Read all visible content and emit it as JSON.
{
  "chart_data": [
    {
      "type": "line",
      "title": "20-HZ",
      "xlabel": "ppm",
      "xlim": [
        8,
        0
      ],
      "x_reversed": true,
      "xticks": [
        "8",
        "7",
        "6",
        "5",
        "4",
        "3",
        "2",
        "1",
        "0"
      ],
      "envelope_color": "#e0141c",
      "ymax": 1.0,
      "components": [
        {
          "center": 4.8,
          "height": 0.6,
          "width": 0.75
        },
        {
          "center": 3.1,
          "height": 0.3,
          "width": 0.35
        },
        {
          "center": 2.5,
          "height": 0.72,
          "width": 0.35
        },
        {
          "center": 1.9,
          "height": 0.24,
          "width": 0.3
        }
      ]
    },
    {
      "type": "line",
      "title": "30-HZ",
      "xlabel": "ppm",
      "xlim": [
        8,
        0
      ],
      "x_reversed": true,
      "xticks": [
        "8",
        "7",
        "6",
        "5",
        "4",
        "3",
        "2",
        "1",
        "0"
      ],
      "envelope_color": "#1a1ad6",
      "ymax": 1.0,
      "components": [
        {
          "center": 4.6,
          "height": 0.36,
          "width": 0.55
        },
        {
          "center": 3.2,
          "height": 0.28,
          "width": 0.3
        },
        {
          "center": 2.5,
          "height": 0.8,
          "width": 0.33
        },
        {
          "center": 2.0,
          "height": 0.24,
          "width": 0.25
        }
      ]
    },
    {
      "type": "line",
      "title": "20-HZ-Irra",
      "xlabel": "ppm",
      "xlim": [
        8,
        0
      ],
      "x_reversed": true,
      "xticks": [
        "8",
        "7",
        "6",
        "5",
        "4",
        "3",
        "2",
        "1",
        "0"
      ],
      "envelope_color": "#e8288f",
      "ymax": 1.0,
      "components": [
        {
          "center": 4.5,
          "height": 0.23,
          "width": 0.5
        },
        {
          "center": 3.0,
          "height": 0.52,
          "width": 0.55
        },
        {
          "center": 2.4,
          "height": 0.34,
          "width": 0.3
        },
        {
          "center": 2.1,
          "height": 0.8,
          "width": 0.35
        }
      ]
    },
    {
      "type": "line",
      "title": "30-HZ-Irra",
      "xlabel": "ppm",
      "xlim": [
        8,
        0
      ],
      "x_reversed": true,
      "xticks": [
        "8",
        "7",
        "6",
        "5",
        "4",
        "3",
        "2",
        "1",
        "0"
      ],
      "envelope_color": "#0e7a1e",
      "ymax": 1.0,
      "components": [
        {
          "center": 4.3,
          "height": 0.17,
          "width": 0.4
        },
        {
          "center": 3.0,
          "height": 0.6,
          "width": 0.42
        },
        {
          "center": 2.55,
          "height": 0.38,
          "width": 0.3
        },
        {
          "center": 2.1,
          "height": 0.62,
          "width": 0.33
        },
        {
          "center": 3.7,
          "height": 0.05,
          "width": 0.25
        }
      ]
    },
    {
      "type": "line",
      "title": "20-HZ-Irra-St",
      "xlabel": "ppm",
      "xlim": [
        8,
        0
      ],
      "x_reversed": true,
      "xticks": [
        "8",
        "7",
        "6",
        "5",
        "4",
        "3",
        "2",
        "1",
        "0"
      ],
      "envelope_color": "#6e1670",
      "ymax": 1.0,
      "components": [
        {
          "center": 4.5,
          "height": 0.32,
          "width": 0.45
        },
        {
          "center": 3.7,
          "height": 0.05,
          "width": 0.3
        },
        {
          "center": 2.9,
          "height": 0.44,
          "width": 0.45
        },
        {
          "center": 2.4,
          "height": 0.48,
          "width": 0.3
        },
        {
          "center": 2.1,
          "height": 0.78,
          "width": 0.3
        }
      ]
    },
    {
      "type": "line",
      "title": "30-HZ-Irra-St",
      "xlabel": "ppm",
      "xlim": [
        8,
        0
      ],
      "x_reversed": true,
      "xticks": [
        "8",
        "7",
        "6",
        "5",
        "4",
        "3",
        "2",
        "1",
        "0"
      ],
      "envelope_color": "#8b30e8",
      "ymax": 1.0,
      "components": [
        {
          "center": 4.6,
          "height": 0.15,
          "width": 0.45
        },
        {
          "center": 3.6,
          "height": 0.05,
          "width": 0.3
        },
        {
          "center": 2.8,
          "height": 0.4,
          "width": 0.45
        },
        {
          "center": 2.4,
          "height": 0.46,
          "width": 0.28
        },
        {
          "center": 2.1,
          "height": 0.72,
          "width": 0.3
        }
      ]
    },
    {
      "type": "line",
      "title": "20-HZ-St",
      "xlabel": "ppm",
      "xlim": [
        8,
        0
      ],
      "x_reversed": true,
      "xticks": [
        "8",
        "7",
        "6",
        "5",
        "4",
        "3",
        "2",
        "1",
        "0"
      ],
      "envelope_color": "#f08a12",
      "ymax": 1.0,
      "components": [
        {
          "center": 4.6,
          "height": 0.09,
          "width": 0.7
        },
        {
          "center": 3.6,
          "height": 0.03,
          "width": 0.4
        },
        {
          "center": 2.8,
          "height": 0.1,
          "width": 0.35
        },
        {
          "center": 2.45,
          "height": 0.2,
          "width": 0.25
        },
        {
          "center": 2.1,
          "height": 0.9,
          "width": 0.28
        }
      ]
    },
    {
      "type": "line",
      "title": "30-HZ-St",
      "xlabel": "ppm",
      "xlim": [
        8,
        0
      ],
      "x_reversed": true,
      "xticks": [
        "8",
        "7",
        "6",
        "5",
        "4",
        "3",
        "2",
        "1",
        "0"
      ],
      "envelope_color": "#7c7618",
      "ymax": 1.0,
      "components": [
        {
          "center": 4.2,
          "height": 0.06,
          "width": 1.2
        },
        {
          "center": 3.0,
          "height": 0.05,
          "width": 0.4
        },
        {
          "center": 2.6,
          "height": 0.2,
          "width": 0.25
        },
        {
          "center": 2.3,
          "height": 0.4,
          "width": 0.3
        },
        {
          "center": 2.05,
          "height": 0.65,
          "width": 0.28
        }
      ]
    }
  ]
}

┄┄┄┄┄┄┄┄┄┄┄┄┄┄┄┄┄┄┄┄

WORK REQUIRED: Each entry above is to be set down again in exactly the same words.

RESPONSE TO THIS TASK:
Read all visible content and emit it as JSON.
{
  "chart_data": [
    {
      "type": "line",
      "title": "20-HZ",
      "xlabel": "ppm",
      "xlim": [
        8,
        0
      ],
      "x_reversed": true,
      "xticks": [
        "8",
        "7",
        "6",
        "5",
        "4",
        "3",
        "2",
        "1",
        "0"
      ],
      "envelope_color": "#e0141c",
      "ymax": 1.0,
      "components": [
        {
          "center": 4.8,
          "height": 0.6,
          "width": 0.75
        },
        {
          "center": 3.1,
          "height": 0.3,
          "width": 0.35
        },
        {
          "center": 2.5,
          "height": 0.72,
          "width": 0.35
        },
        {
          "center": 1.9,
          "height": 0.24,
          "width": 0.3
        }
      ]
    },
    {
      "type": "line",
      "title": "30-HZ",
      "xlabel": "ppm",
      "xlim": [
        8,
        0
      ],
      "x_reversed": true,
      "xticks": [
        "8",
        "7",
        "6",
        "5",
        "4",
        "3",
        "2",
        "1",
        "0"
      ],
      "envelope_color": "#1a1ad6",
      "ymax": 1.0,
      "components": [
        {
          "center": 4.6,
          "height": 0.36,
          "width": 0.55
        },
        {
          "center": 3.2,
          "height": 0.28,
          "width": 0.3
        },
        {
          "center": 2.5,
          "height": 0.8,
          "width": 0.33
        },
        {
          "center": 2.0,
          "height": 0.24,
          "width": 0.25
        }
      ]
    },
    {
      "type": "line",
      "title": "20-HZ-Irra",
      "xlabel": "ppm",
      "xlim": [
        8,
        0
      ],
      "x_reversed": true,
      "xticks": [
        "8",
        "7",
        "6",
        "5",
        "4",
        "3",
        "2",
        "1",
        "0"
      ],
      "envelope_color": "#e8288f",
      "ymax": 1.0,
      "components": [
        {
          "center": 4.5,
          "height": 0.23,
          "width": 0.5
        },
        {
          "center": 3.0,
          "height": 0.52,
          "width": 0.55
        },
        {
          "center": 2.4,
          "height": 0.34,
          "width": 0.3
        },
        {
          "center": 2.1,
          "height": 0.8,
          "width": 0.35
        }
      ]
    },
    {
      "type": "line",
      "title": "30-HZ-Irra",
      "xlabel": "ppm",
      "xlim": [
        8,
        0
      ],
      "x_reversed": true,
      "xticks": [
        "8",
        "7",
        "6",
        "5",
        "4",
        "3",
        "2",
        "1",
        "0"
      ],
      "envelope_color": "#0e7a1e",
      "ymax": 1.0,
      "components": [
        {
          "center": 4.3,
          "height": 0.17,
          "width": 0.4
        },
        {
          "center": 3.0,
          "height": 0.6,
          "width": 0.42
        },
        {
          "center": 2.55,
          "height": 0.38,
          "width": 0.3
        },
        {
          "center": 2.1,
          "height": 0.62,
          "width": 0.33
        },
        {
          "center": 3.7,
          "height": 0.05,
          "width": 0.25
        }
      ]
    },
    {
      "type": "line",
      "title": "20-HZ-Irra-St",
      "xlabel": "ppm",
      "xlim": [
        8,
        0
      ],
      "x_reversed": true,
      "xticks": [
        "8",
        "7",
        "6",
        "5",
        "4",
        "3",
        "2",
        "1",
        "0"
      ],
      "envelope_color": "#6e1670",
      "ymax": 1.0,
      "components": [
        {
          "center": 4.5,
          "height": 0.32,
          "width": 0.45
        },
        {
          "center": 3.7,
          "height": 0.05,
          "width": 0.3
        },
        {
          "center": 2.9,
          "height": 0.44,
          "width": 0.45
        },
        {
          "center": 2.4,
          "height": 0.48,
          "width": 0.3
        },
        {
          "center": 2.1,
          "height": 0.78,
          "width": 0.3
        }
      ]
    },
    {
      "type": "line",
      "title": "30-HZ-Irra-St",
      "xlabel": "ppm",
      "xlim": [
        8,
        0
      ],
      "x_reversed": true,
      "xticks": [
        "8",
        "7",
        "6",
        "5",
        "4",
        "3",
        "2",
        "1",
        "0"
      ],
      "envelope_color": "#8b30e8",
      "ymax": 1.0,
      "components": [
        {
          "center": 4.6,
          "height": 0.15,
          "width": 0.45
        },
        {
          "center": 3.6,
          "height": 0.05,
          "width": 0.3
        },
        {
          "center": 2.8,
          "height": 0.4,
          "width": 0.45
        },
        {
          "center": 2.4,
          "height": 0.46,
          "width": 0.28
        },
        {
          "center": 2.1,
          "height": 0.72,
          "width": 0.3
        }
      ]
    },
    {
      "type": "line",
      "title": "20-HZ-St",
      "xlabel": "ppm",
      "xlim": [
        8,
        0
      ],
      "x_reversed": true,
      "xticks": [
        "8",
        "7",
        "6",
        "5",
        "4",
        "3",
        "2",
        "1",
        "0"
      ],
      "envelope_color": "#f08a12",
      "ymax": 1.0,
      "components": [
        {
          "center": 4.6,
          "height": 0.09,
          "width": 0.7
        },
        {
          "center": 3.6,
          "height": 0.03,
          "width": 0.4
        },
        {
          "center": 2.8,
          "height": 0.1,
          "width": 0.35
        },
        {
          "center": 2.45,
          "height": 0.2,
          "width": 0.25
        },
        {
          "center": 2.1,
          "height": 0.9,
          "width": 0.28
        }
      ]
    },
    {
      "type": "line",
      "title": "30-HZ-St",
      "xlabel": "ppm",
      "xlim": [
        8,
        0
      ],
      "x_reversed": true,
      "xticks": [
        "8",
        "7",
        "6",
        "5",
        "4",
        "3",
        "2",
        "1",
        "0"
      ],
      "envelope_color": "#7c7618",
      "ymax": 1.0,
      "components": [
        {
          "center": 4.2,
          "height": 0.06,
          "width": 1.2
        },
        {
          "center": 3.0,
          "height": 0.05,
          "width": 0.4
        },
        {
          "center": 2.6,
          "height": 0.2,
          "width": 0.25
        },
        {
          "center": 2.3,
          "height": 0.4,
          "width": 0.3
        },
        {
          "center": 2.05,
          "height": 0.65,
          "width": 0.28
        }
      ]
    }
  ]
}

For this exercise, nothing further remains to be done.